Pour ceux qui restent, aucun camp d'accueil n'a été mis sur pied. Ils vont loger dans des appartements, à l'hôtel ou chez des connaissances (90 000 Syriens étaient déjà résidents-travailleurs en Libye avant 2011).

Le Conseil national syrien de Benghazi a tenté d'organiser leur accueil. Mais selon Emmanuel Gignac, directeur de l'UNHCR en Libye, "la majorité se tient éloignée des centres opérationnels gérés par les organisations caritatives syriennes en raison de soupçons portant sur une infiltration par les services secrets syriens" (IRIN).
________________________________________
▶ **Série de consignes**:
A) Résumez plus brièvement le paragraphe de l'extrait qui commence par « Le Conseil national syrien de Benghazi », en gardant ses faits principaux.
B) Recopiez le passage de l'extrait allant de « Pour ceux qui » à « Libye avant 2011). », en remplaçant « appartements » par « logements ».
________________________________________
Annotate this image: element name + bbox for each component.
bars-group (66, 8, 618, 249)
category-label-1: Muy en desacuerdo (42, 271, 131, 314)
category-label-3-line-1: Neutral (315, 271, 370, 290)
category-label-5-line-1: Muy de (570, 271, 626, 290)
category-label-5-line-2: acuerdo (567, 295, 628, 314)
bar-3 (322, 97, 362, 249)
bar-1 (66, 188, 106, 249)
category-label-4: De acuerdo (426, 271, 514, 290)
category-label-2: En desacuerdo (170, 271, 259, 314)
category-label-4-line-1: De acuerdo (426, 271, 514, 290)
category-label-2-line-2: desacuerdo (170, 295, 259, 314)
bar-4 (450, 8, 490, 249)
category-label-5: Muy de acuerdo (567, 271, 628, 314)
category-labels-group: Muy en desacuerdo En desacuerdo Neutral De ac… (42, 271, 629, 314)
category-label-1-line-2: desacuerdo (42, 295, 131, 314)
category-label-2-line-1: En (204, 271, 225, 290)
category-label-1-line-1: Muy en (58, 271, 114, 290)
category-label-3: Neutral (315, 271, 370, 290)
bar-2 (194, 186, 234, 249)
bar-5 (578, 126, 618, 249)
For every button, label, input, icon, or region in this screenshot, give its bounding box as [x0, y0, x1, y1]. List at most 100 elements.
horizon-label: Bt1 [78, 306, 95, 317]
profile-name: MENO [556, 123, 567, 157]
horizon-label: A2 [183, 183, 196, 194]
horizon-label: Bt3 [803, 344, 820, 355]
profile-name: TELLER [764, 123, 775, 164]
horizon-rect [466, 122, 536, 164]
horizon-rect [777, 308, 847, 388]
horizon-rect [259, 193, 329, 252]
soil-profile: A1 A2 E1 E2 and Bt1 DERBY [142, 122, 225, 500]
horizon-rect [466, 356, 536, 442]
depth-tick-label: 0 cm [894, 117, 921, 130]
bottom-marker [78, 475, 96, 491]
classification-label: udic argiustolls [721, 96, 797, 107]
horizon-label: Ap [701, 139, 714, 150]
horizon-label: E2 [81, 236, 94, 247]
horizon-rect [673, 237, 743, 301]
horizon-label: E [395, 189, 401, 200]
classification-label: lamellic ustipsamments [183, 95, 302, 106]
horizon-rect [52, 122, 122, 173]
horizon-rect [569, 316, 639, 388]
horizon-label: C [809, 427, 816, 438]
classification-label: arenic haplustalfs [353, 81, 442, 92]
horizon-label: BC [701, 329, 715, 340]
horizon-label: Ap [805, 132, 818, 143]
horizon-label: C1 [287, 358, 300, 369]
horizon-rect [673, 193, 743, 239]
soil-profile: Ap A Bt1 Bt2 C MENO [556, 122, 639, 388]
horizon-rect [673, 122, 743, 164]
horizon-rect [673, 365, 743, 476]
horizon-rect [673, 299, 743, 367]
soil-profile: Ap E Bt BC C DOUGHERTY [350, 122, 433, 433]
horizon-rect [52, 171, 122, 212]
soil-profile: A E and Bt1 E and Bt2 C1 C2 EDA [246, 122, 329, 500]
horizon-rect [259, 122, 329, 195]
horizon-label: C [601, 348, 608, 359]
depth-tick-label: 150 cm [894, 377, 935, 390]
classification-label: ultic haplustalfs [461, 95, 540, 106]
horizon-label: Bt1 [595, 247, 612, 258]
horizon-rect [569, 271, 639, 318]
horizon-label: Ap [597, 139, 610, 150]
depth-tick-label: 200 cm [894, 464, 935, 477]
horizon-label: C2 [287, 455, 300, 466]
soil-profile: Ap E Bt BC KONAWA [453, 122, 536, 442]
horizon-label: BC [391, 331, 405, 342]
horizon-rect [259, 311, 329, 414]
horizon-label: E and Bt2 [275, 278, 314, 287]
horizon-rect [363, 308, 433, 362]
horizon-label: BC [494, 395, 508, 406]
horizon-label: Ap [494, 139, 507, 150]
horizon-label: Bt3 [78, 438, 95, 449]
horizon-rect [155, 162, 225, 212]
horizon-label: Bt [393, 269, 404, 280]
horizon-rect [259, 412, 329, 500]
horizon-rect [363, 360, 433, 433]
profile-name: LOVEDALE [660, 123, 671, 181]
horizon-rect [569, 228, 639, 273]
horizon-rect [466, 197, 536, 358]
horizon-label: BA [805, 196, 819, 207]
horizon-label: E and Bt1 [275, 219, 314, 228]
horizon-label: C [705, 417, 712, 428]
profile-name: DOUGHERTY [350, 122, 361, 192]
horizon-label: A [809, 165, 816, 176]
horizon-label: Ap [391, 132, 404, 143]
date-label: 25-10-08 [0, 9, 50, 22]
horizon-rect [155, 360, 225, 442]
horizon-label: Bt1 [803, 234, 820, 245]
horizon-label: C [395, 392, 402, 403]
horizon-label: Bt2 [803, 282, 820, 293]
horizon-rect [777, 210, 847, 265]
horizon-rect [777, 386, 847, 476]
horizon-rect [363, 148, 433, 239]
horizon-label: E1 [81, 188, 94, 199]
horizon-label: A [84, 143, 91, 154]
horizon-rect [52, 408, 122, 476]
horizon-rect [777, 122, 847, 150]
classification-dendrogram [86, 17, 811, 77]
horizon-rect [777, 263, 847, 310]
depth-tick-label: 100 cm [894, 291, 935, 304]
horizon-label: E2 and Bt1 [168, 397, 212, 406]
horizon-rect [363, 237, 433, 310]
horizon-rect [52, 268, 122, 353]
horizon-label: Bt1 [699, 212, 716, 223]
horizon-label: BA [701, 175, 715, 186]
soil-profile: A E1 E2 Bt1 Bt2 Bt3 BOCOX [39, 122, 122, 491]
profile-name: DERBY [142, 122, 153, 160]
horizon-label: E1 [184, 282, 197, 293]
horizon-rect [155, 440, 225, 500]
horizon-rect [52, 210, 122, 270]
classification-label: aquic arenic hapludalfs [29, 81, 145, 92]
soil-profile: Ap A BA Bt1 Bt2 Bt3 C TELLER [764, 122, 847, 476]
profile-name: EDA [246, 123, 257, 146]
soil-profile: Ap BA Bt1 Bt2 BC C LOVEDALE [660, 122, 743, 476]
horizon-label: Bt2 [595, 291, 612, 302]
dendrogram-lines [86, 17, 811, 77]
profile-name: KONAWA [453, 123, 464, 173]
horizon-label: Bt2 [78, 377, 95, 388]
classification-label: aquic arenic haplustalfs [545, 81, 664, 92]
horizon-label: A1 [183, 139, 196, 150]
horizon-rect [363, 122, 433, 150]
________________________________________
▶ **Liste des réponses**:
A) Le Conseil national syrien de Benghazi a essayé d'organiser l'accueil des Syriens. D'après Emmanuel Gignac, directeur de l'UNHCR en Libye, la plupart évitent pourtant les centres gérés par les organisations caritatives syriennes, car ils les soupçonnent d'être infiltrés par les services secrets syriens (IRIN).

B)
Pour ceux qui restent, aucun camp d'accueil n'a été mis sur pied. Ils vont loger dans des logements, à l'hôtel ou chez des connaissances (90 000 Syriens étaient déjà résidents-travailleurs en Libye avant 2011).